▶ [Dataset entries]
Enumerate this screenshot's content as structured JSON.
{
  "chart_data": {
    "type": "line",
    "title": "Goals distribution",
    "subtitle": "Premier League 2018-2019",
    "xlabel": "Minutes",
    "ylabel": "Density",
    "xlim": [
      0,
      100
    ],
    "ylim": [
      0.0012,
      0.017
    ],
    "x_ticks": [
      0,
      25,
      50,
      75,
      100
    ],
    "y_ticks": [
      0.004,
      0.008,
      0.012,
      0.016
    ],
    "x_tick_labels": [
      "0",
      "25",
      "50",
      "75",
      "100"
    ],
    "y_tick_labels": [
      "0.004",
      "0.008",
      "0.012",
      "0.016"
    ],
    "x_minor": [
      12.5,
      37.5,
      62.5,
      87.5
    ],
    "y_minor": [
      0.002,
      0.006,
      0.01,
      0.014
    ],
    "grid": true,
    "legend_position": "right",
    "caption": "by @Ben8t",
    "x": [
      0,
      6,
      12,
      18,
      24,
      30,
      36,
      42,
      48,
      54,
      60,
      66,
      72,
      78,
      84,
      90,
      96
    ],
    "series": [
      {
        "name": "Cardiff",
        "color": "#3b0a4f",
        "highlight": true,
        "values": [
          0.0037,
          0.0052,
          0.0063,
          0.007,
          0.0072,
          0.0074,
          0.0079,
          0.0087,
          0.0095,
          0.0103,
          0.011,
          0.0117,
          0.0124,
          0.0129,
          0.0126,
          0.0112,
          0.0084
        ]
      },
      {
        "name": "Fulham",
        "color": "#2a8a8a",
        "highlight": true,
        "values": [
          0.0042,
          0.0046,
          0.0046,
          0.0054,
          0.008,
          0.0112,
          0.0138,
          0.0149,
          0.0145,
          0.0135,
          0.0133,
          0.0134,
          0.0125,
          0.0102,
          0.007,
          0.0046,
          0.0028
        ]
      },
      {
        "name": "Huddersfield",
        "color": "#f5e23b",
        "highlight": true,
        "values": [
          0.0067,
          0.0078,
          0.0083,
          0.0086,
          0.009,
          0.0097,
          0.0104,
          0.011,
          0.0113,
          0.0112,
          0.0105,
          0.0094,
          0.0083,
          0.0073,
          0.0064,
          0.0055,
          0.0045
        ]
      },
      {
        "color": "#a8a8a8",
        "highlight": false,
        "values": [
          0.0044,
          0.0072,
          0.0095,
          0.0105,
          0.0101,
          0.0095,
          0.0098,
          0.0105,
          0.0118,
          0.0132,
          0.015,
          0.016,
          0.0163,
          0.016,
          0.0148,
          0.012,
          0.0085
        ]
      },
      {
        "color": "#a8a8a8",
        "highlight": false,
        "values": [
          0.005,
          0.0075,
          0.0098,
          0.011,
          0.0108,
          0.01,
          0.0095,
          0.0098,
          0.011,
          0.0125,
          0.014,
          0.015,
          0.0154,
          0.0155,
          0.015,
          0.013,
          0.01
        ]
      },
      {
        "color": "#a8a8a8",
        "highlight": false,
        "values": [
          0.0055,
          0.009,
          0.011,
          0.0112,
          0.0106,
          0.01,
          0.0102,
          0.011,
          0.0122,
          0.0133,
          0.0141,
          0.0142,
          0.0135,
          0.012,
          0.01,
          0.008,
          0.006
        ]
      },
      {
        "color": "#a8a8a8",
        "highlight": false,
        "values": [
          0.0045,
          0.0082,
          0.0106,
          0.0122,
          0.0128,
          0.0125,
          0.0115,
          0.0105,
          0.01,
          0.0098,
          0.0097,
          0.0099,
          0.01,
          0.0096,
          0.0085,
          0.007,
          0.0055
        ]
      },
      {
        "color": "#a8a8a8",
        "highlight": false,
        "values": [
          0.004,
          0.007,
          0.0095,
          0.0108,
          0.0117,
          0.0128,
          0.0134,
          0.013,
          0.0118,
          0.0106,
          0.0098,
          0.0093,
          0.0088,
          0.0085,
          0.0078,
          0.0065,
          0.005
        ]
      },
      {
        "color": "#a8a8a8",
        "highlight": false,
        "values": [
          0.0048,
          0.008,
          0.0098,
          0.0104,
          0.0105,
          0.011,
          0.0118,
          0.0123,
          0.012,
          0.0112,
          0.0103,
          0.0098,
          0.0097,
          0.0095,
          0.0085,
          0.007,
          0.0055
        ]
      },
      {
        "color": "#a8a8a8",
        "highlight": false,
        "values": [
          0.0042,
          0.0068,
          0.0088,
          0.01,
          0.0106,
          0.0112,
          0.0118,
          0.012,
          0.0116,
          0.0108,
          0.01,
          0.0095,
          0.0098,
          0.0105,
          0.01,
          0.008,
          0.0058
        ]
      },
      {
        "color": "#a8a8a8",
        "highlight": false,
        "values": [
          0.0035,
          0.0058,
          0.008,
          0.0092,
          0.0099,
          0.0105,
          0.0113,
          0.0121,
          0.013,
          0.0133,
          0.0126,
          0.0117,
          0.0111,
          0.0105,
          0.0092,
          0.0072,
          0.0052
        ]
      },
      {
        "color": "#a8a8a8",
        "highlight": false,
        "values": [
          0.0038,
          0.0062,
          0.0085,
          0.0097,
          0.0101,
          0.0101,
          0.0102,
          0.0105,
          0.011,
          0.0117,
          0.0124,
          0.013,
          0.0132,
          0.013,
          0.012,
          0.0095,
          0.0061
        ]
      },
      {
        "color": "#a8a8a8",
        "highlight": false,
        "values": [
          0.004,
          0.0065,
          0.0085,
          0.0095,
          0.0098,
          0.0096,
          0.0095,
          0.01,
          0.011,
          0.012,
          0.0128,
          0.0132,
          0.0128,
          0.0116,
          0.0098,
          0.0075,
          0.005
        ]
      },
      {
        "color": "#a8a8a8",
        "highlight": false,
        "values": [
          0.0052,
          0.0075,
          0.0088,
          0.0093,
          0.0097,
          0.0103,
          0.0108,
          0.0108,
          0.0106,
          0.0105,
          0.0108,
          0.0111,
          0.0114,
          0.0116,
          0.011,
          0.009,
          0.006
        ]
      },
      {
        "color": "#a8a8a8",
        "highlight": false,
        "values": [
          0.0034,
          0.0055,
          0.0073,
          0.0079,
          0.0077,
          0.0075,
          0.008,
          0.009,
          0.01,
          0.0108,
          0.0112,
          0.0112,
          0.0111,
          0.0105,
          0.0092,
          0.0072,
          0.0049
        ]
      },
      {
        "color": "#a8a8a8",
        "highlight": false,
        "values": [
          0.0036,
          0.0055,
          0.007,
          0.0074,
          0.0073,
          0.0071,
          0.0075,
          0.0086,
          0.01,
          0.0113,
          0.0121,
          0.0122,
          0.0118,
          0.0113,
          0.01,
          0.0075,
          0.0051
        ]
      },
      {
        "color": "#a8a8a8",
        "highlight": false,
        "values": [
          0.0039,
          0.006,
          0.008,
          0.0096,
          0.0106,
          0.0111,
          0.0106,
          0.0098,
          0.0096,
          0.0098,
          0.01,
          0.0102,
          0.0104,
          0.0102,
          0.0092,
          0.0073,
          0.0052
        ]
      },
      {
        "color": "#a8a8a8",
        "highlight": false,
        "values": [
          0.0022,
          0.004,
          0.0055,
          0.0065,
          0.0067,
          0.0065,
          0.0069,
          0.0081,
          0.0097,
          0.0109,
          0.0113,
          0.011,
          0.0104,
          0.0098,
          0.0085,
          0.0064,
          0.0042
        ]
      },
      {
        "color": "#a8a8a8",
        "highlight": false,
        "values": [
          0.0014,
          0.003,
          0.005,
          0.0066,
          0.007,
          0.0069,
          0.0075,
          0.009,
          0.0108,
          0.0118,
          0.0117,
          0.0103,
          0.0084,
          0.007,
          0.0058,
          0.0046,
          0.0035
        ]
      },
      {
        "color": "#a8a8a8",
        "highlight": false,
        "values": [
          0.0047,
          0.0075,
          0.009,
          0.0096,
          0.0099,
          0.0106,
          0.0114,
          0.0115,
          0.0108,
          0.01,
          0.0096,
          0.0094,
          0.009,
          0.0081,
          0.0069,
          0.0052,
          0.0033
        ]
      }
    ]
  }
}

▶ [The request]
Filter the listing above for the string "name" and copy every matching line.

▶ [Output for this exercise]
        "name": "Cardiff",
        "name": "Fulham",
        "name": "Huddersfield",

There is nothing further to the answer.